▶ GOAL:
Retype the data that follows line by line, exactly, and leave its pictures out.

------ DATASET EXCERPTS

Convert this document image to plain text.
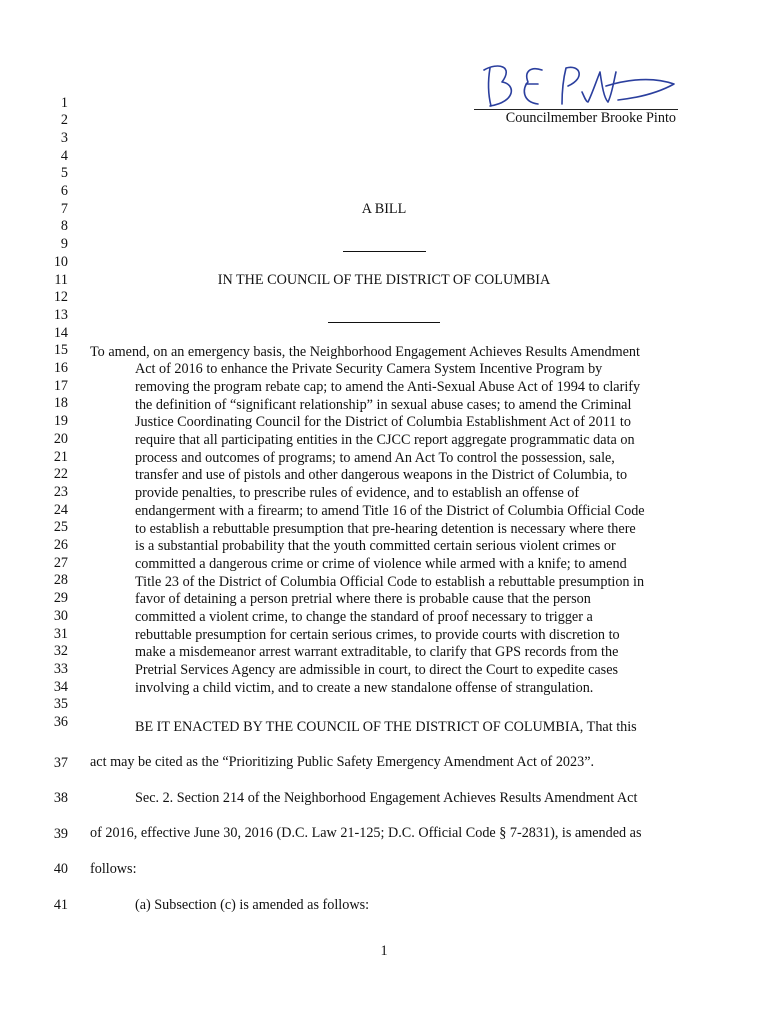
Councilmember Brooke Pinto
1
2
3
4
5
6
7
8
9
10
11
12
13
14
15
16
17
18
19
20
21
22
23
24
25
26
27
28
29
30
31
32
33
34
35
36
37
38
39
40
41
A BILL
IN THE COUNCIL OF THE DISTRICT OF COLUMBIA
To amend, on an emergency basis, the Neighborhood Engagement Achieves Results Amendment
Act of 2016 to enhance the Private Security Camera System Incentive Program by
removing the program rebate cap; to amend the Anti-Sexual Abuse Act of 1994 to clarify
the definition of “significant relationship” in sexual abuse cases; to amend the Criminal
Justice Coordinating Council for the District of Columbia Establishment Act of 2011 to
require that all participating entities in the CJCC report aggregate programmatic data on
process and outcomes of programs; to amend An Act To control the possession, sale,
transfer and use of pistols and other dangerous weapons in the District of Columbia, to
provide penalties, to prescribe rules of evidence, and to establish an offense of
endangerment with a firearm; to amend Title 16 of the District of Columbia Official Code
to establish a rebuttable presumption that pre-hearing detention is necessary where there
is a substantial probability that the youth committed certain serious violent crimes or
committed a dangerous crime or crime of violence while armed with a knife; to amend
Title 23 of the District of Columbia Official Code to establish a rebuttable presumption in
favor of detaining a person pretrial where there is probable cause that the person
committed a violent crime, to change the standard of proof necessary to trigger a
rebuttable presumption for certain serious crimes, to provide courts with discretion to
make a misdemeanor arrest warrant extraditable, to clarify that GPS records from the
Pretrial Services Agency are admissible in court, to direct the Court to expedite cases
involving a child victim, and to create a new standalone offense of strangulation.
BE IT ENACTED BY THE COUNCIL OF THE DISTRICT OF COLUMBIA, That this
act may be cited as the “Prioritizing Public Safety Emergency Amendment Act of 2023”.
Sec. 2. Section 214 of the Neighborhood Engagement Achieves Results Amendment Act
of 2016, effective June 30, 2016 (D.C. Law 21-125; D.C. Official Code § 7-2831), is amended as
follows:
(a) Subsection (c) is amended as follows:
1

------------

▶ CORRECT RESULT:
Convert this document image to plain text.
Councilmember Brooke Pinto
1
2
3
4
5
6
7
8
9
10
11
12
13
14
15
16
17
18
19
20
21
22
23
24
25
26
27
28
29
30
31
32
33
34
35
36
37
38
39
40
41
A BILL
IN THE COUNCIL OF THE DISTRICT OF COLUMBIA
To amend, on an emergency basis, the Neighborhood Engagement Achieves Results Amendment
Act of 2016 to enhance the Private Security Camera System Incentive Program by
removing the program rebate cap; to amend the Anti-Sexual Abuse Act of 1994 to clarify
the definition of “significant relationship” in sexual abuse cases; to amend the Criminal
Justice Coordinating Council for the District of Columbia Establishment Act of 2011 to
require that all participating entities in the CJCC report aggregate programmatic data on
process and outcomes of programs; to amend An Act To control the possession, sale,
transfer and use of pistols and other dangerous weapons in the District of Columbia, to
provide penalties, to prescribe rules of evidence, and to establish an offense of
endangerment with a firearm; to amend Title 16 of the District of Columbia Official Code
to establish a rebuttable presumption that pre-hearing detention is necessary where there
is a substantial probability that the youth committed certain serious violent crimes or
committed a dangerous crime or crime of violence while armed with a knife; to amend
Title 23 of the District of Columbia Official Code to establish a rebuttable presumption in
favor of detaining a person pretrial where there is probable cause that the person
committed a violent crime, to change the standard of proof necessary to trigger a
rebuttable presumption for certain serious crimes, to provide courts with discretion to
make a misdemeanor arrest warrant extraditable, to clarify that GPS records from the
Pretrial Services Agency are admissible in court, to direct the Court to expedite cases
involving a child victim, and to create a new standalone offense of strangulation.
BE IT ENACTED BY THE COUNCIL OF THE DISTRICT OF COLUMBIA, That this
act may be cited as the “Prioritizing Public Safety Emergency Amendment Act of 2023”.
Sec. 2. Section 214 of the Neighborhood Engagement Achieves Results Amendment Act
of 2016, effective June 30, 2016 (D.C. Law 21-125; D.C. Official Code § 7-2831), is amended as
follows:
(a) Subsection (c) is amended as follows:
1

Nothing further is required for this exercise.